» **WHAT IS REQUIRED**
Work out how many lines in the data hold the word "offer", and reply with that number only.

(Dataset items)
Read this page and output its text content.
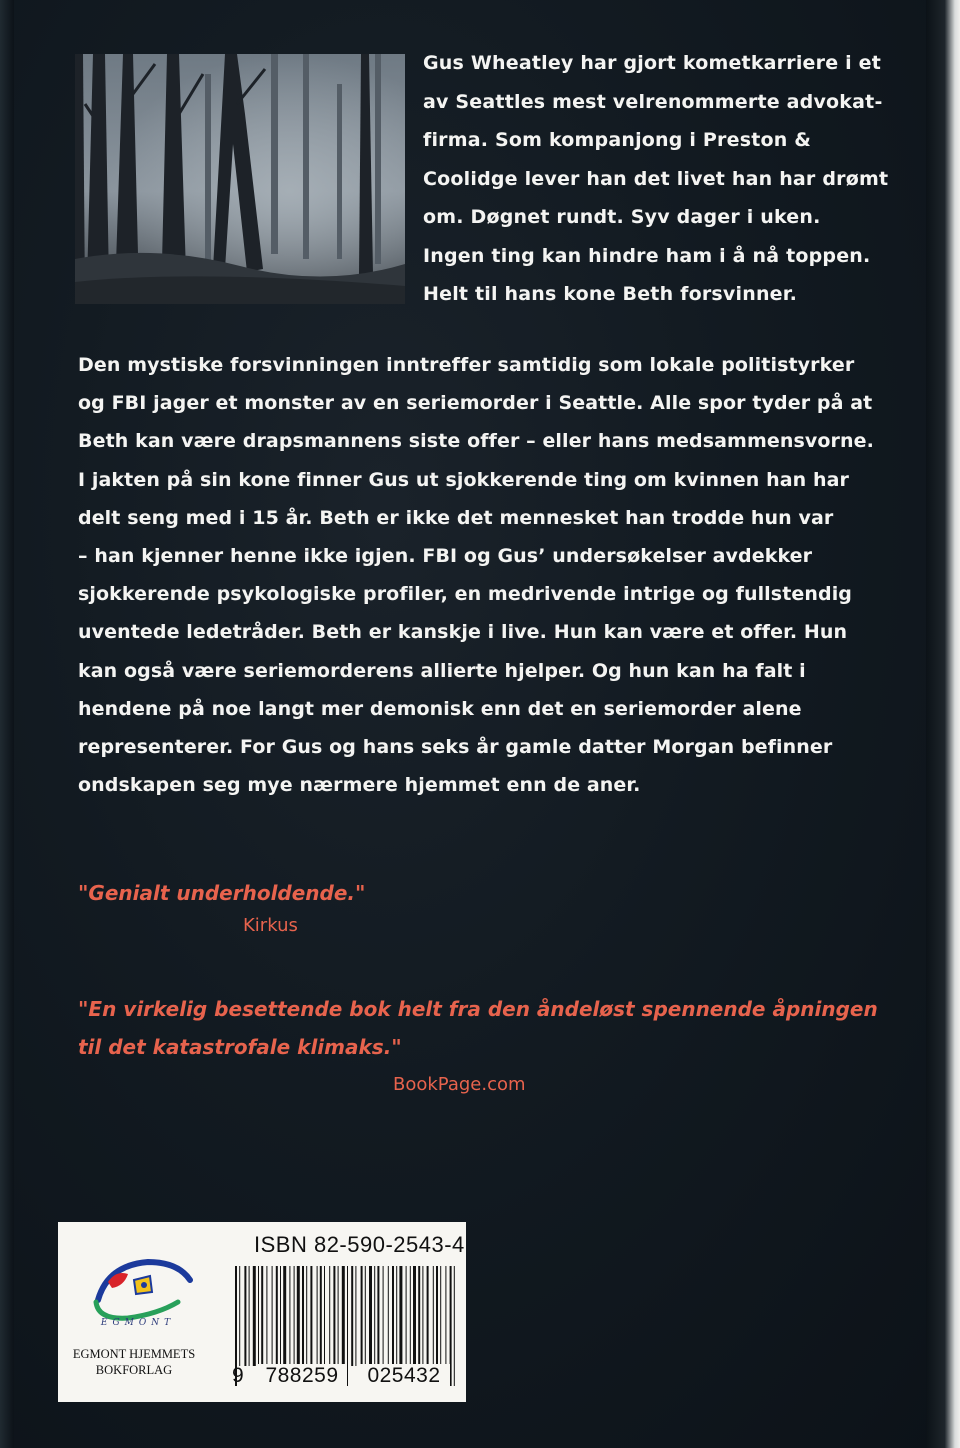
Gus Wheatley har gjort kometkarriere i et
av Seattles mest velrenommerte advokat-
firma. Som kompanjong i Preston &
Coolidge lever han det livet han har drømt
om. Døgnet rundt. Syv dager i uken.
Ingen ting kan hindre ham i å nå toppen.
Helt til hans kone Beth forsvinner.

Den mystiske forsvinningen inntreffer samtidig som lokale politistyrker
og FBI jager et monster av en seriemorder i Seattle. Alle spor tyder på at
Beth kan være drapsmannens siste offer – eller hans medsammensvorne.
I jakten på sin kone finner Gus ut sjokkerende ting om kvinnen han har
delt seng med i 15 år. Beth er ikke det mennesket han trodde hun var
– han kjenner henne ikke igjen. FBI og Gus’ undersøkelser avdekker
sjokkerende psykologiske profiler, en medrivende intrige og fullstendig
uventede ledetråder. Beth er kanskje i live. Hun kan være et offer. Hun
kan også være seriemorderens allierte hjelper. Og hun kan ha falt i
hendene på noe langt mer demonisk enn det en seriemorder alene
representerer. For Gus og hans seks år gamle datter Morgan befinner
ondskapen seg mye nærmere hjemmet enn de aner.

"Genialt underholdende."

Kirkus

"En virkelig besettende bok helt fra den åndeløst spennende åpningen
til det katastrofale klimaks."

BookPage.com

EGMONT
EGMONT HJEMMETS
BOKFORLAG
ISBN 82-590-2543-4
9	788259	025432
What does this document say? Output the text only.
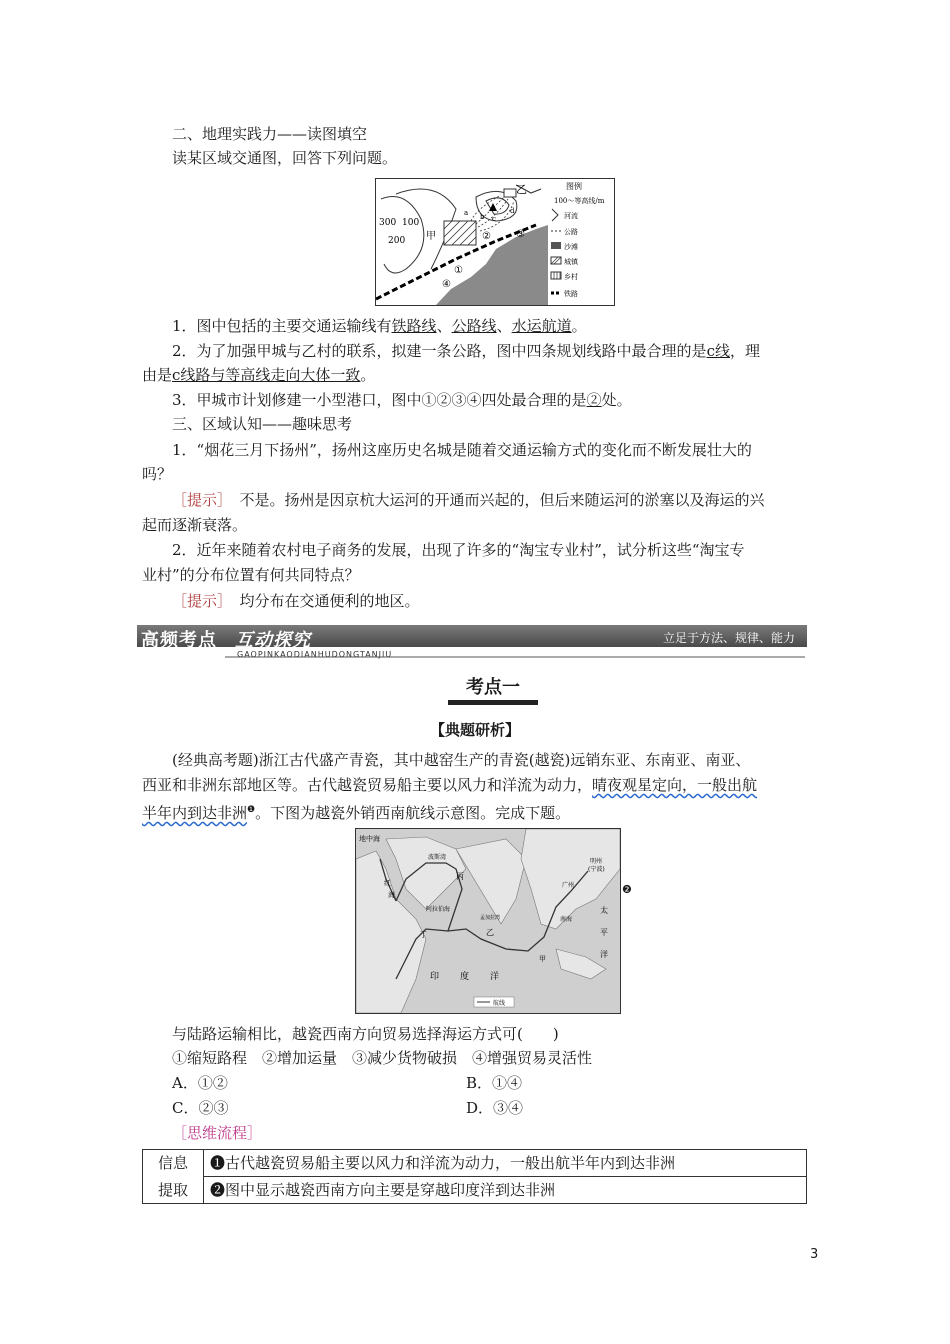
二、地理实践力——读图填空
读某区域交通图，回答下列问题。
乙
甲
300 100
200
a b c
d
①
②	③
④
图例
100～等高线/m
河流
公路
沙滩
城镇
乡村
铁路
1．图中包括的主要交通运输线有铁路线、公路线、水运航道。
2．为了加强甲城与乙村的联系，拟建一条公路，图中四条规划线路中最合理的是c线，理
由是c线路与等高线走向大体一致。
3．甲城市计划修建一小型港口，图中①②③④四处最合理的是②处。
三、区域认知——趣味思考
1．“烟花三月下扬州”，扬州这座历史名城是随着交通运输方式的变化而不断发展壮大的
吗？
［提示］　不是。扬州是因京杭大运河的开通而兴起的，但后来随运河的淤塞以及海运的兴
起而逐渐衰落。
2．近年来随着农村电子商务的发展，出现了许多的“淘宝专业村”，试分析这些“淘宝专
业村”的分布位置有何共同特点？
［提示］　均分布在交通便利的地区。
高频考点 互动探究	立足于方法、规律、能力
GAOPINKAODIANHUDONGTANJIU
考点一
【典题研析】
(经典高考题)浙江古代盛产青瓷，其中越窑生产的青瓷(越瓷)远销东亚、东南亚、南亚、
西亚和非洲东部地区等。古代越瓷贸易船主要以风力和洋流为动力，晴夜观星定向，一般出航
半年内到达非洲$^❶$。下图为越瓷外销西南航线示意图。完成下题。
地中海
红
海
波斯湾
丙
阿拉伯海
孟加拉湾
丁	乙
甲
南海
广州
明州
(宁波)
太
平
洋
印 度 洋
航线
❷
与陆路运输相比，越瓷西南方向贸易选择海运方式可(　　)
①缩短路程　②增加运量　③减少货物破损　④增强贸易灵活性
A．①②	B．①④
C．②③	D．③④
［思维流程］
信息	❶古代越瓷贸易船主要以风力和洋流为动力，一般出航半年内到达非洲
提取	❷图中显示越瓷西南方向主要是穿越印度洋到达非洲
3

» **EXERCISE SOLUTION**
2